§ WRITTEN INSTRUCTION
No images are to be carried over; print all other material exactly as it stands.

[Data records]

- - - -

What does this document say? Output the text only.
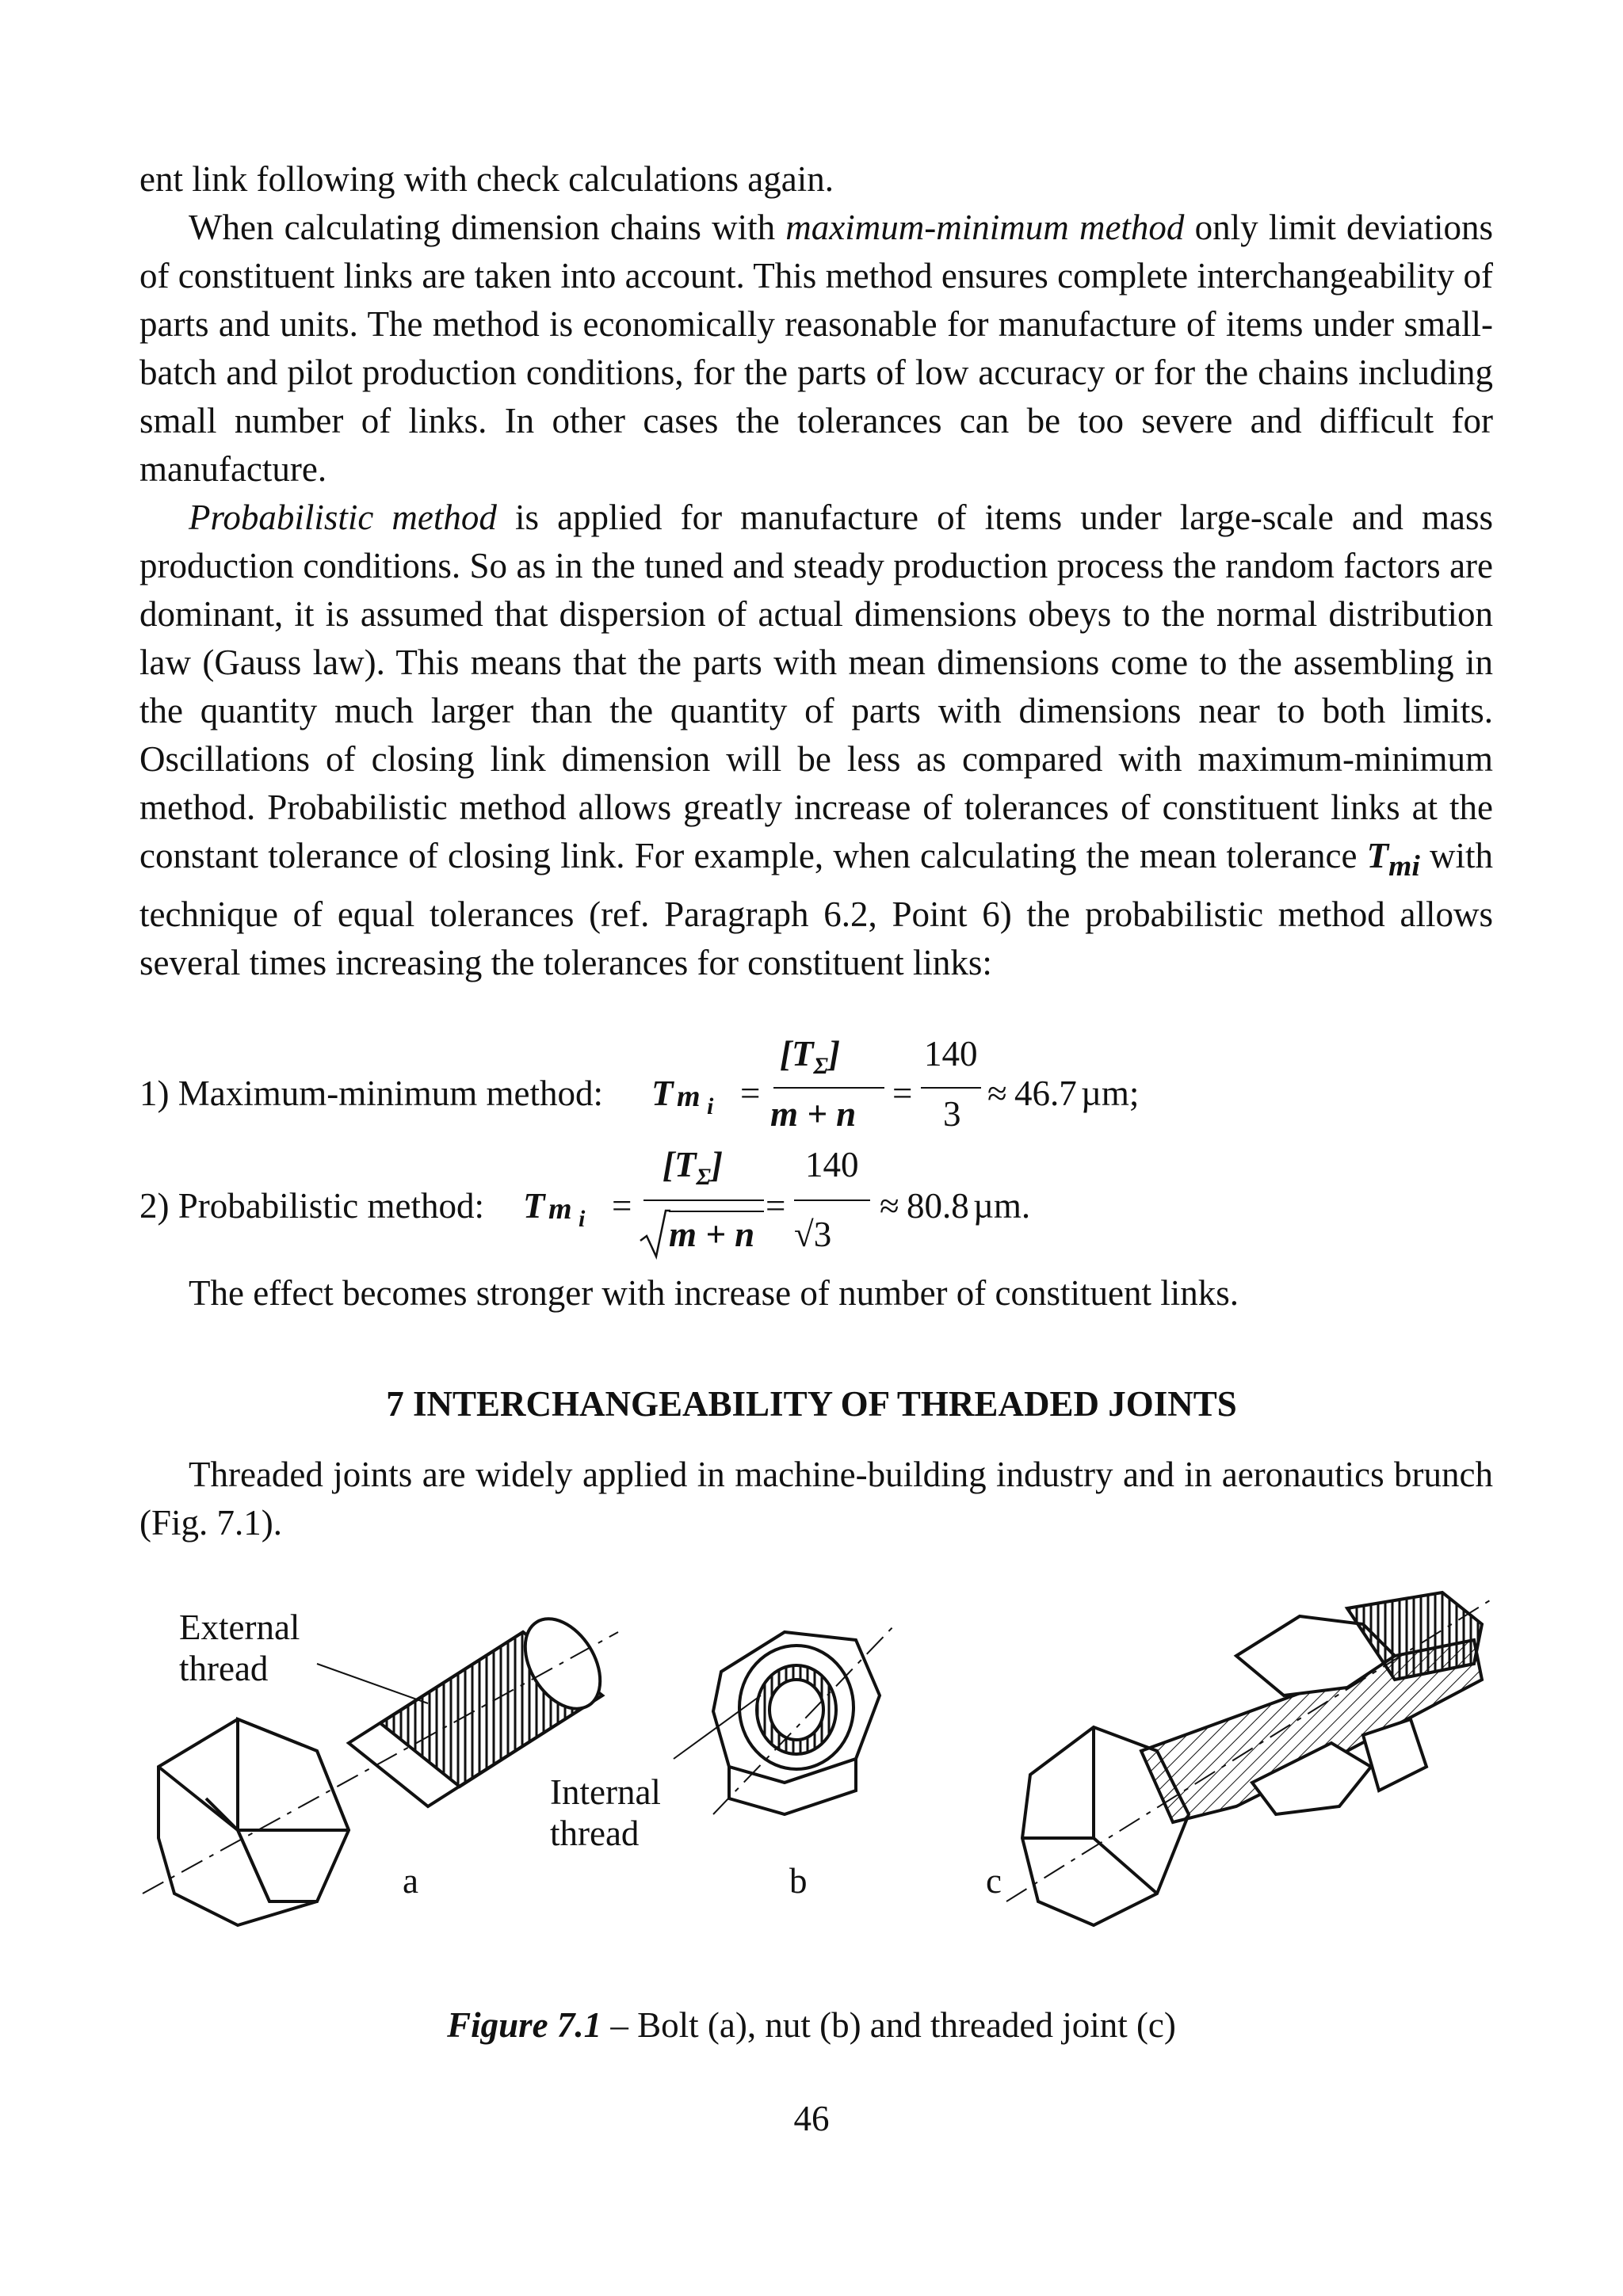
ent link following with check calculations again.

When calculating dimension chains with maximum-minimum method only limit deviations of constituent links are taken into account. This method ensures complete interchangeability of parts and units. The method is economically reasonable for manufacture of items under small-batch and pilot production conditions, for the parts of low accuracy or for the chains including small number of links. In other cases the tolerances can be too severe and difficult for manufacture.

Probabilistic method is applied for manufacture of items under large-scale and mass production conditions. So as in the tuned and steady production process the random factors are dominant, it is assumed that dispersion of actual dimensions obeys to the normal distribution law (Gauss law). This means that the parts with mean dimensions come to the assembling in the quantity much larger than the quantity of parts with dimensions near to both limits. Oscillations of closing link dimension will be less as compared with maximum-minimum method. Probabilistic method allows greatly increase of tolerances of constituent links at the constant tolerance of closing link. For example, when calculating the mean tolerance $T_{mi}$ with technique of equal tolerances (ref. Paragraph 6.2, Point 6) the probabilistic method allows several times increasing the tolerances for constituent links:

1) Maximum-minimum method: T m i =
$[T_\Sigma]$
m + n
=
140
3
≈ 46.7 µm;
2) Probabilistic method: T m i =
$[T_\Sigma]$
m + n
=
140
√3
≈ 80.8 µm.

The effect becomes stronger with increase of number of constituent links.

7 INTERCHANGEABILITY OF THREADED JOINTS

Threaded joints are widely applied in machine-building industry and in aeronautics brunch (Fig. 7.1).

External
thread
Internal
thread
a	b	c

Figure 7.1 – Bolt (a), nut (b) and threaded joint (c)

46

- - - -

§ EXERCISE OUTPUT
What does this document say? Output the text only.
ent link following with check calculations again.

When calculating dimension chains with maximum-minimum method only limit deviations of constituent links are taken into account. This method ensures complete interchangeability of parts and units. The method is economically reasonable for manufacture of items under small-batch and pilot production conditions, for the parts of low accuracy or for the chains including small number of links. In other cases the tolerances can be too severe and difficult for manufacture.

Probabilistic method is applied for manufacture of items under large-scale and mass production conditions. So as in the tuned and steady production process the random factors are dominant, it is assumed that dispersion of actual dimensions obeys to the normal distribution law (Gauss law). This means that the parts with mean dimensions come to the assembling in the quantity much larger than the quantity of parts with dimensions near to both limits. Oscillations of closing link dimension will be less as compared with maximum-minimum method. Probabilistic method allows greatly increase of tolerances of constituent links at the constant tolerance of closing link. For example, when calculating the mean tolerance $T_{mi}$ with technique of equal tolerances (ref. Paragraph 6.2, Point 6) the probabilistic method allows several times increasing the tolerances for constituent links:

1) Maximum-minimum method: T m i =
$[T_\Sigma]$
m + n
=
140
3
≈ 46.7 µm;
2) Probabilistic method: T m i =
$[T_\Sigma]$
m + n
=
140
√3
≈ 80.8 µm.

The effect becomes stronger with increase of number of constituent links.

7 INTERCHANGEABILITY OF THREADED JOINTS

Threaded joints are widely applied in machine-building industry and in aeronautics brunch (Fig. 7.1).

External
thread
Internal
thread
a	b	c

Figure 7.1 – Bolt (a), nut (b) and threaded joint (c)

46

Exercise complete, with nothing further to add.